What the exercise asks
Work out how many lines of the listing hold the string "this", then answer with that number and nothing else.

Exercise materials

-.-.-

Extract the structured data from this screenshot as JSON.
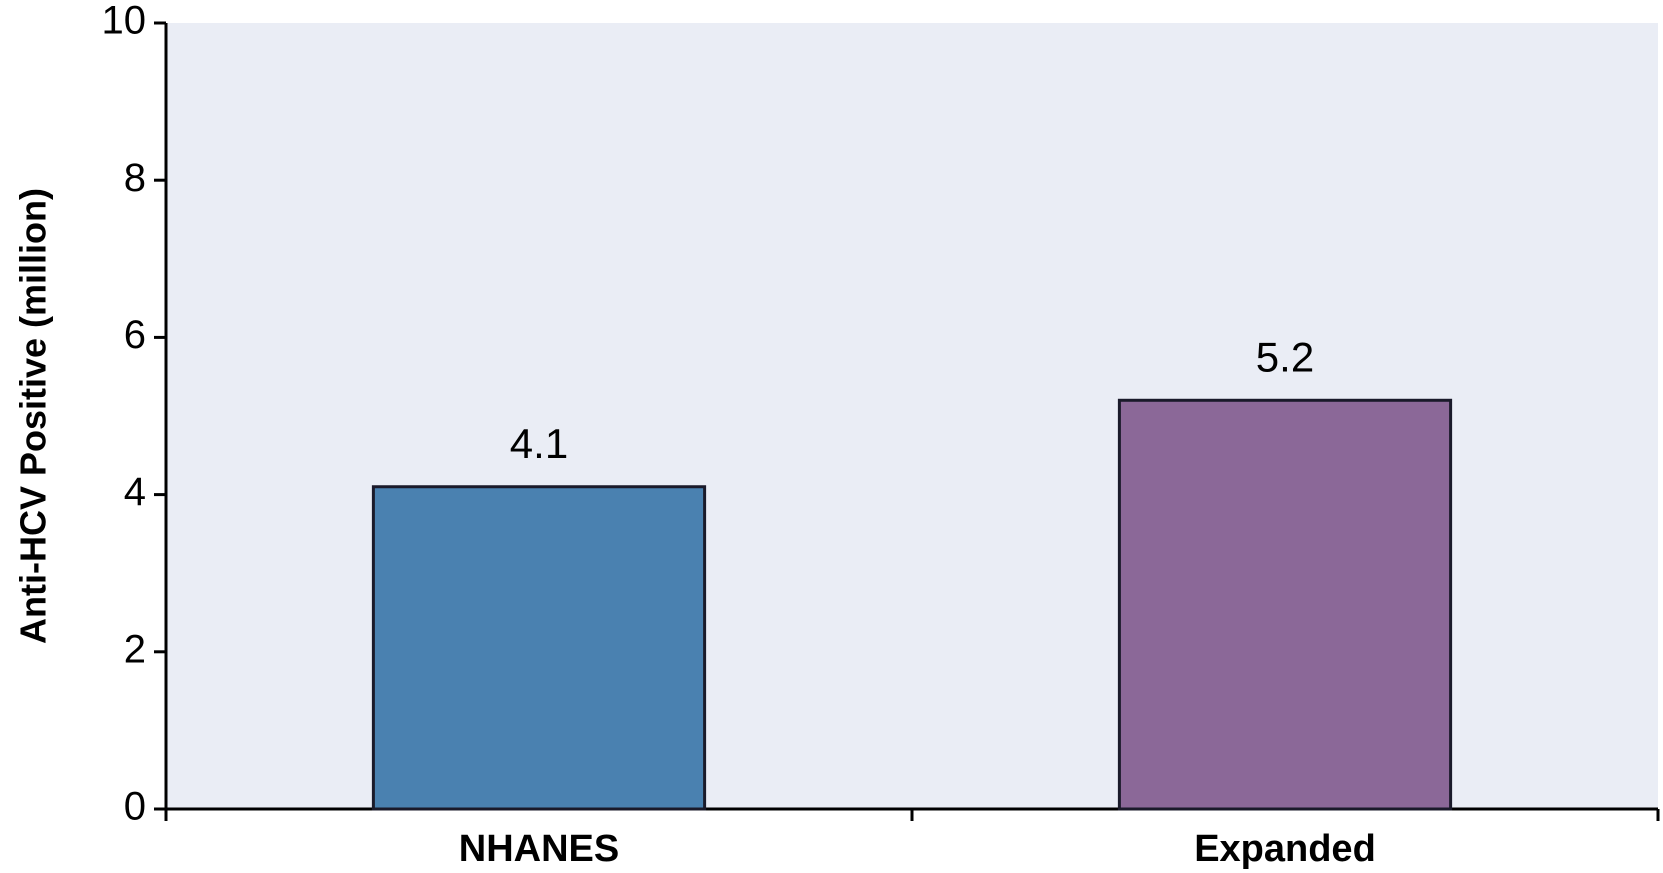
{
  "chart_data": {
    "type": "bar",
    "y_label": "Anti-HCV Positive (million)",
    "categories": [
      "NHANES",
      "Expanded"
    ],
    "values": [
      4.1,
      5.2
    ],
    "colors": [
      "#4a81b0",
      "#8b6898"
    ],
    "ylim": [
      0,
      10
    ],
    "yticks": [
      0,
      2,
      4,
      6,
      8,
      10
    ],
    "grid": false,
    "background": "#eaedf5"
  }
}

-.-.-

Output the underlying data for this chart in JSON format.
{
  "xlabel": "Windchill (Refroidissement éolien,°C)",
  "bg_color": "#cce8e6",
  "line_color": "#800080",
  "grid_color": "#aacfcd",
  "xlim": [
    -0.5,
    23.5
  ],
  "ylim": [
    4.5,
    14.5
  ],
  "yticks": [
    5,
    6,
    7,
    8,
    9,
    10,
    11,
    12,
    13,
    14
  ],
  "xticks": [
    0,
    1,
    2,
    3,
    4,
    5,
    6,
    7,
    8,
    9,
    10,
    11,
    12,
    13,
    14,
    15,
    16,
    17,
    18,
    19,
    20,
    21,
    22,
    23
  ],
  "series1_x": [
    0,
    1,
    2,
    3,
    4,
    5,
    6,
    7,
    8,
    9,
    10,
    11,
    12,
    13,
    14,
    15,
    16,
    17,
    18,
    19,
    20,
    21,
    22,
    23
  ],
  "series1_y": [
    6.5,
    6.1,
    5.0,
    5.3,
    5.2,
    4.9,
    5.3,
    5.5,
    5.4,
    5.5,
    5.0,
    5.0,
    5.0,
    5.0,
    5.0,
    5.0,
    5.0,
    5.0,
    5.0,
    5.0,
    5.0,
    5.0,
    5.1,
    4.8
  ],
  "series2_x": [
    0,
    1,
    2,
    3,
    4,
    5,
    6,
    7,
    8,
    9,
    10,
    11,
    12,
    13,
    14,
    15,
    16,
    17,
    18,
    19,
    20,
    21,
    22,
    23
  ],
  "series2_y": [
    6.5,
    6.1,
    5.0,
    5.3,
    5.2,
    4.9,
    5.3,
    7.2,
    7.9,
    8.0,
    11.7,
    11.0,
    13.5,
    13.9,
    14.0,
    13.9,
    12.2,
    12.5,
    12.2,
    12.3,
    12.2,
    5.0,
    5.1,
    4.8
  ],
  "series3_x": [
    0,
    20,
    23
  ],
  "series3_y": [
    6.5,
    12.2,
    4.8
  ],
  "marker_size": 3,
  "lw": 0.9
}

-.-.-

Response to the task
2